_YOUR GOAL:_
Quote the records word for word, beginning with their first line and ending with the line that contains "- q10-opt-a[interactable]: A．25", including that line.

_PROVIDED RECORDS:_
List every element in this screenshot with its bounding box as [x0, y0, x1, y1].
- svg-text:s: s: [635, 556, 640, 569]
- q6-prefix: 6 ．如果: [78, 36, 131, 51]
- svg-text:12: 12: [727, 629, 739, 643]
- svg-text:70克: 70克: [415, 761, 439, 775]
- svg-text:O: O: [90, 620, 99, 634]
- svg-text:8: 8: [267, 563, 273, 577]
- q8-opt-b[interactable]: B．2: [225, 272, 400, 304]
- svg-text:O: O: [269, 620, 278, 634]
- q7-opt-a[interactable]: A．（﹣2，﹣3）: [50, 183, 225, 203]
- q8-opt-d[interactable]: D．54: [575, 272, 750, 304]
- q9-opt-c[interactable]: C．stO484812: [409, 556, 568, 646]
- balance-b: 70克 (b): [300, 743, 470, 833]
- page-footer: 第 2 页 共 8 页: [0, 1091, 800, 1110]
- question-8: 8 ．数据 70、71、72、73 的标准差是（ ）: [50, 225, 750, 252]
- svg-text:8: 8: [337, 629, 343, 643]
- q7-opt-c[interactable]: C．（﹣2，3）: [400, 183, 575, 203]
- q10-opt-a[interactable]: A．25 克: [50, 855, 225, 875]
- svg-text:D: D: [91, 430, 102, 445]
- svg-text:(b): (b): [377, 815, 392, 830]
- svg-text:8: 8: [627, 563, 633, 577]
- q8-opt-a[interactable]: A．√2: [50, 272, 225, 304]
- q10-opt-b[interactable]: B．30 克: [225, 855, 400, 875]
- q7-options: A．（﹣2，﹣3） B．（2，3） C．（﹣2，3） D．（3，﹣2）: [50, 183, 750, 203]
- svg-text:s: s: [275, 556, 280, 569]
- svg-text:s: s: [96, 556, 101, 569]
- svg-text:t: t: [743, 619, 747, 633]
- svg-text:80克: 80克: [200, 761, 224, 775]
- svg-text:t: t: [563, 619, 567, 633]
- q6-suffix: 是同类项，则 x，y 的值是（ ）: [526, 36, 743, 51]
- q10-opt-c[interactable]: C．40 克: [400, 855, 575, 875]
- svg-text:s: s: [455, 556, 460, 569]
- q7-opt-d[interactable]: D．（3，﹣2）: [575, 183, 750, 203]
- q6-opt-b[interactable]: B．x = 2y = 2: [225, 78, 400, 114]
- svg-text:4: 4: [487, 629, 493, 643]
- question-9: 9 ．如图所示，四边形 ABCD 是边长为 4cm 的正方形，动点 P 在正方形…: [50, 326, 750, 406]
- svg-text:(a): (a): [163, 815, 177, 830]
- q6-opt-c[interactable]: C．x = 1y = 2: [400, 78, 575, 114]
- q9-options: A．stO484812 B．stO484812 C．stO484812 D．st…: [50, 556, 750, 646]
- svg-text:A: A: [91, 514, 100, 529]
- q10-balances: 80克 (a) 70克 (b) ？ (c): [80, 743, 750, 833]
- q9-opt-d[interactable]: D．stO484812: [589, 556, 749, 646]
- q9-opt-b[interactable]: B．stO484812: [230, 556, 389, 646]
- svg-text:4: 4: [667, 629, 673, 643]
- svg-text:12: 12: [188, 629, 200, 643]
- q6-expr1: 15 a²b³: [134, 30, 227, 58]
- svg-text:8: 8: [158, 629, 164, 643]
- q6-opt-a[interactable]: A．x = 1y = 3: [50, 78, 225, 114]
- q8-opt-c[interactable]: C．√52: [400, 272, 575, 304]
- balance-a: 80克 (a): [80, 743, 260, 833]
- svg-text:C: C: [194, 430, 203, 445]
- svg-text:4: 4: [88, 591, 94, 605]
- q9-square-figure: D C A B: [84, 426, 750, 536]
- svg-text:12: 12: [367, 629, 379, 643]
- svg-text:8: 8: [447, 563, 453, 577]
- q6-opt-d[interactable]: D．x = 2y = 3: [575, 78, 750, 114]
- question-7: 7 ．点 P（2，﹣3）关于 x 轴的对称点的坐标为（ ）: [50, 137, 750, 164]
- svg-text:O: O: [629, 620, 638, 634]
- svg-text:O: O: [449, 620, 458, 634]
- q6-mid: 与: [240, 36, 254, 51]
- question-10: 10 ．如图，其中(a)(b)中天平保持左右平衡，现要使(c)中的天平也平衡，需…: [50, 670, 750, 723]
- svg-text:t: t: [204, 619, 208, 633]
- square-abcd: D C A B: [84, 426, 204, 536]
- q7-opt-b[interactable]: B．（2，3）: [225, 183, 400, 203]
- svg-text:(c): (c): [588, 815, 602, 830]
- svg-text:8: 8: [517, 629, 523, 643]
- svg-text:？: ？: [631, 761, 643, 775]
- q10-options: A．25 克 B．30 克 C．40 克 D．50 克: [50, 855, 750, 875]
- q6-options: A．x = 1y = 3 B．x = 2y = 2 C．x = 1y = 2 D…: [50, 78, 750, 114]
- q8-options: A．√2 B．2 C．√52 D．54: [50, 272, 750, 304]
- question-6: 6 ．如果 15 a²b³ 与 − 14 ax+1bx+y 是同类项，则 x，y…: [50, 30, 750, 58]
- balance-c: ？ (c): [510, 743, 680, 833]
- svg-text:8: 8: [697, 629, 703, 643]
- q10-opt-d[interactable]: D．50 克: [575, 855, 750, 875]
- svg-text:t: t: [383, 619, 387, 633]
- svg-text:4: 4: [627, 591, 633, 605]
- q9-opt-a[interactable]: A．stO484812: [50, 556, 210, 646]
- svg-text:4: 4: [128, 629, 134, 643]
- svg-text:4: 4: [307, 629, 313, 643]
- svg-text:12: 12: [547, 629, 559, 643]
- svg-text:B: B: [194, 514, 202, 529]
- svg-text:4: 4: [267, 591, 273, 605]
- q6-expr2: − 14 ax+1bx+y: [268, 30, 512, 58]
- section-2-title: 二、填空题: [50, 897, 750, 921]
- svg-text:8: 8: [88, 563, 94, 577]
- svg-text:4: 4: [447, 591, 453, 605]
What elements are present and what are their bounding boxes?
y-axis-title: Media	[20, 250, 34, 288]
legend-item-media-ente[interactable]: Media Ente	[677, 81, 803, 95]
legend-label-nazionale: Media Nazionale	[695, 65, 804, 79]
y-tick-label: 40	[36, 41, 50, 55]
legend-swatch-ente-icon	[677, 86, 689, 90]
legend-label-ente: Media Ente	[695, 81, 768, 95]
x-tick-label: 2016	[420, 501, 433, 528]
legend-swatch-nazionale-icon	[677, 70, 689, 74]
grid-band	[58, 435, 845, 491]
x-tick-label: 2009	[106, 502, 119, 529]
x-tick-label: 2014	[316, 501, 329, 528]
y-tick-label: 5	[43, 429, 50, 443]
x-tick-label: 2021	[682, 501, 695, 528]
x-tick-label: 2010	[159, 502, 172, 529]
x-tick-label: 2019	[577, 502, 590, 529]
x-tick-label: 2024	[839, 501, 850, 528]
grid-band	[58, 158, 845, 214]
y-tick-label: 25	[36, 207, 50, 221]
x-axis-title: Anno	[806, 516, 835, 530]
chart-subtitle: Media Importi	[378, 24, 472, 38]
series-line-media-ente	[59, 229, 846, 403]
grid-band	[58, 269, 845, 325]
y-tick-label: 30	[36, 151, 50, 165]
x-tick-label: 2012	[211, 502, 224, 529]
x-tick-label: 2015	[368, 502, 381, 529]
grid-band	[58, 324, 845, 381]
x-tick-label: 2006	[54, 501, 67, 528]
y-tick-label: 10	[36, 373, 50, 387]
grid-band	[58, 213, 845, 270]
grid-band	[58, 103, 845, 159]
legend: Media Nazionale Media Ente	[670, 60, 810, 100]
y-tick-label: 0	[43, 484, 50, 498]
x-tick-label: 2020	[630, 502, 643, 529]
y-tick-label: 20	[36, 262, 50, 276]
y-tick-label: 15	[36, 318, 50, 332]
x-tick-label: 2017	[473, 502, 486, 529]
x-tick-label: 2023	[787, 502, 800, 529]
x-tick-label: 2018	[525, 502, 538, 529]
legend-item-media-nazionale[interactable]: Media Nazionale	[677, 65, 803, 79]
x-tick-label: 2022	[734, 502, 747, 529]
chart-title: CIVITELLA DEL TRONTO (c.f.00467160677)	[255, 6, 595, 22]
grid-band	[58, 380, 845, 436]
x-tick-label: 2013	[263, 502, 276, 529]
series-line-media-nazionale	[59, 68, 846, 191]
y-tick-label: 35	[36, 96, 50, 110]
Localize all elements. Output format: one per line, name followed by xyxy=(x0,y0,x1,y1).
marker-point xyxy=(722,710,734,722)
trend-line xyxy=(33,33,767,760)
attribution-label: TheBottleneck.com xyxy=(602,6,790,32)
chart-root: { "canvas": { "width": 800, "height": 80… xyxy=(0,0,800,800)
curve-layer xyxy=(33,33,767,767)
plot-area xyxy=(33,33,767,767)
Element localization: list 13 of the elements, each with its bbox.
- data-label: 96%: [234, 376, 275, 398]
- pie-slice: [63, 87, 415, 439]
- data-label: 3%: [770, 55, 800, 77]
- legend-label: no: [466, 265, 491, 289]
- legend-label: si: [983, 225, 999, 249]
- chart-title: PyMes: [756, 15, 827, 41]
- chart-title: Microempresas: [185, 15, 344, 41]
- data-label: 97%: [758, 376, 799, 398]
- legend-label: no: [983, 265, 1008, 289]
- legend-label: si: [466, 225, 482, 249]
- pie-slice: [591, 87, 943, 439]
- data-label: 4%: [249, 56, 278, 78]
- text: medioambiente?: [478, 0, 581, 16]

_RESPONSE:_
List every element in this screenshot with its bounding box as [x0, y0, x1, y1].
- svg-text:s: s: [635, 556, 640, 569]
- q6-prefix: 6 ．如果: [78, 36, 131, 51]
- svg-text:12: 12: [727, 629, 739, 643]
- svg-text:70克: 70克: [415, 761, 439, 775]
- svg-text:O: O: [90, 620, 99, 634]
- svg-text:8: 8: [267, 563, 273, 577]
- q8-opt-b[interactable]: B．2: [225, 272, 400, 304]
- svg-text:O: O: [269, 620, 278, 634]
- q7-opt-a[interactable]: A．（﹣2，﹣3）: [50, 183, 225, 203]
- q8-opt-d[interactable]: D．54: [575, 272, 750, 304]
- q9-opt-c[interactable]: C．stO484812: [409, 556, 568, 646]
- balance-b: 70克 (b): [300, 743, 470, 833]
- page-footer: 第 2 页 共 8 页: [0, 1091, 800, 1110]
- question-8: 8 ．数据 70、71、72、73 的标准差是（ ）: [50, 225, 750, 252]
- svg-text:8: 8: [337, 629, 343, 643]
- q7-opt-c[interactable]: C．（﹣2，3）: [400, 183, 575, 203]
- q10-opt-a[interactable]: A．25 克: [50, 855, 225, 875]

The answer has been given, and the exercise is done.